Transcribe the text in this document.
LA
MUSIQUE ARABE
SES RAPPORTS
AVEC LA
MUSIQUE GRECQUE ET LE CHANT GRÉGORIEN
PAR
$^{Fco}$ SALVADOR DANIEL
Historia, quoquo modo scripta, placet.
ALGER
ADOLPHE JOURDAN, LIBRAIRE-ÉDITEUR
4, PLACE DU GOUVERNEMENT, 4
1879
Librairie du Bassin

****

* **AIM**:
Write out the entries above once more, without altering anything.

* **OUTPUT FOR THIS EXERCISE**:
Transcribe the text in this document.
LA
MUSIQUE ARABE
SES RAPPORTS
AVEC LA
MUSIQUE GRECQUE ET LE CHANT GRÉGORIEN
PAR
$^{Fco}$ SALVADOR DANIEL
Historia, quoquo modo scripta, placet.
ALGER
ADOLPHE JOURDAN, LIBRAIRE-ÉDITEUR
4, PLACE DU GOUVERNEMENT, 4
1879
Librairie du Bassin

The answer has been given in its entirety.